Do this:
Copy all lines that contain the word "dual".

## Start Provided records

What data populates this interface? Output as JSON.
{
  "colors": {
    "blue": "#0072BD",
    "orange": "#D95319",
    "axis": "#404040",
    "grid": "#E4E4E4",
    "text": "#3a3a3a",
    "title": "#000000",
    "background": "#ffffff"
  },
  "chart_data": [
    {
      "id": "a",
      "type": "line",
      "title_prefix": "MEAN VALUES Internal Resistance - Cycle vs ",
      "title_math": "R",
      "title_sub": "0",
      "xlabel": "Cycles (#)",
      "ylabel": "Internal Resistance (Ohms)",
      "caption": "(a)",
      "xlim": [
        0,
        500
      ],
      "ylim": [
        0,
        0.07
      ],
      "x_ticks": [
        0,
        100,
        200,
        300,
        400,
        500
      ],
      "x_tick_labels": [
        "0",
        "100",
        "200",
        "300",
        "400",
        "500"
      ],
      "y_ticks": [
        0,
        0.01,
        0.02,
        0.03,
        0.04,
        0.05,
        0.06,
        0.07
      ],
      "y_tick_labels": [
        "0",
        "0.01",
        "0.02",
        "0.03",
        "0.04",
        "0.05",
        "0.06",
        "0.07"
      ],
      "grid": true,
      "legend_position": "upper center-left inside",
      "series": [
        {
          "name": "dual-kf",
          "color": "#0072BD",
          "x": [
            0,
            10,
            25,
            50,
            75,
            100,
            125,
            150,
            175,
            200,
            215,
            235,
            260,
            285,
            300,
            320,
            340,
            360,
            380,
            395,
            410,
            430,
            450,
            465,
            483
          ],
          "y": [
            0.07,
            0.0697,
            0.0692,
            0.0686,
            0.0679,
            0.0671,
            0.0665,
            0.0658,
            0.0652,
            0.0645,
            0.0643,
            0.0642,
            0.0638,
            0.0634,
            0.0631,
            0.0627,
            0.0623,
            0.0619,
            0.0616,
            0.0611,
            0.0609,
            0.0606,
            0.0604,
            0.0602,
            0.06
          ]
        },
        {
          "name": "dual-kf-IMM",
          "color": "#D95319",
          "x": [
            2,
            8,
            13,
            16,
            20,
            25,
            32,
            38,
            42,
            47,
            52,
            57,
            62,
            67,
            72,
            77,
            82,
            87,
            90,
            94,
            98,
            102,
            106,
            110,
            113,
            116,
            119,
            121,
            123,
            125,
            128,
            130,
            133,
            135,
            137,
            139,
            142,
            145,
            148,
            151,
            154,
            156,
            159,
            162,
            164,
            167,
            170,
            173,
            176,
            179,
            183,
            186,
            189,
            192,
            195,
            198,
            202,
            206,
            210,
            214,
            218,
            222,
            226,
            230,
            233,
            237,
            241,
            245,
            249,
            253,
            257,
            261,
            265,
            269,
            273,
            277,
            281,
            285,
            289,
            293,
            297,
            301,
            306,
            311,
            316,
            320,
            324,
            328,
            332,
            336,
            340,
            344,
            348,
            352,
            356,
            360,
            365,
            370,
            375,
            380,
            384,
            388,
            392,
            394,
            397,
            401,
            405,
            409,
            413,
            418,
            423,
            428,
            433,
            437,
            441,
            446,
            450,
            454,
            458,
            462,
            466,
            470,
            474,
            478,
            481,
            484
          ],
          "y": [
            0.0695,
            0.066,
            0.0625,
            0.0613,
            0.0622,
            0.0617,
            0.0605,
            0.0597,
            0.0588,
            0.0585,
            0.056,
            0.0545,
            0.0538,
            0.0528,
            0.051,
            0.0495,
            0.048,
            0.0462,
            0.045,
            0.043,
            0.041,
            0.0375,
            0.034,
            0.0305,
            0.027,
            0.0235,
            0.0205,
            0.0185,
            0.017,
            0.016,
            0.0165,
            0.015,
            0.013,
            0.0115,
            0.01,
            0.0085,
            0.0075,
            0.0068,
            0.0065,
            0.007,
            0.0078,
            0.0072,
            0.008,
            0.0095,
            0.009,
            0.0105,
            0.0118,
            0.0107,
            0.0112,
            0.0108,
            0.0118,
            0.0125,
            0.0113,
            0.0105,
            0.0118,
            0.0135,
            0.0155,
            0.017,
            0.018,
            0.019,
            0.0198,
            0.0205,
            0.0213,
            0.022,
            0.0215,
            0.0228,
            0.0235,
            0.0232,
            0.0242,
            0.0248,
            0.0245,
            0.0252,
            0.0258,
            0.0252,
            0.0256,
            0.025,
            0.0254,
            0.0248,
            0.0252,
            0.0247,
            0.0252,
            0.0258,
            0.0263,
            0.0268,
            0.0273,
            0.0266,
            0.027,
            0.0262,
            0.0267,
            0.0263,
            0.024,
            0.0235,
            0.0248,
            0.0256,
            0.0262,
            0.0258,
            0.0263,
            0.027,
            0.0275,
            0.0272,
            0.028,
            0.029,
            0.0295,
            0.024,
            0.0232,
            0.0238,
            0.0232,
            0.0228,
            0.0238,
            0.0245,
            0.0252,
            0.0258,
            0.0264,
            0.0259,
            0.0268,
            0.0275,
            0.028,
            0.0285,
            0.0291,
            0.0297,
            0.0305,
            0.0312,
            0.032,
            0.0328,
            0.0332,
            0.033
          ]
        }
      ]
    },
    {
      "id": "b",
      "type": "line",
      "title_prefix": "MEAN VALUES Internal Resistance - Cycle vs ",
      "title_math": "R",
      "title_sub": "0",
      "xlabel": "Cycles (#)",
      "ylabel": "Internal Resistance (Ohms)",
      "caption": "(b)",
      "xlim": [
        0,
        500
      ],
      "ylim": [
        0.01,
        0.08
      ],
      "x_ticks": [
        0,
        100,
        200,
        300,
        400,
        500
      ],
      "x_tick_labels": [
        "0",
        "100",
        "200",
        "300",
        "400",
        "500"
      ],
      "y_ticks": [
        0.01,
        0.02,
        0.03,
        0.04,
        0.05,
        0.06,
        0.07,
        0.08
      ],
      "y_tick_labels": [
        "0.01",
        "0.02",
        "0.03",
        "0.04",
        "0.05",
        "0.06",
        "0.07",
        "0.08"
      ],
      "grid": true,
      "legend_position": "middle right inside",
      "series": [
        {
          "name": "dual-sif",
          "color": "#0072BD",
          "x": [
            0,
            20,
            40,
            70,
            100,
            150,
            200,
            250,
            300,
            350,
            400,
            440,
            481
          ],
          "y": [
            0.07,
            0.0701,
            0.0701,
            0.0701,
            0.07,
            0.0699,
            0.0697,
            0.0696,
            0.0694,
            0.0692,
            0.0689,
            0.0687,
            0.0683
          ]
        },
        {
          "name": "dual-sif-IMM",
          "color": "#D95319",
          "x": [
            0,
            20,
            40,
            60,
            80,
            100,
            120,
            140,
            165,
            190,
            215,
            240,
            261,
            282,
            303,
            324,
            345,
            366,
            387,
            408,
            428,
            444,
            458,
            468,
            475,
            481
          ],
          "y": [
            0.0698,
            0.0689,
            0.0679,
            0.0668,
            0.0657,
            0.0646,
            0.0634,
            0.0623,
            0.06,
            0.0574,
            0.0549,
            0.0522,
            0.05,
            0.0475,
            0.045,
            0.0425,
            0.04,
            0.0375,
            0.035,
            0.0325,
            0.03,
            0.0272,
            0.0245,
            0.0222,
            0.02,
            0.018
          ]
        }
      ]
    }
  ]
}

## End Provided records

Correct answer:
          "name": "dual-kf",
          "name": "dual-kf-IMM",
          "name": "dual-sif",
          "name": "dual-sif-IMM",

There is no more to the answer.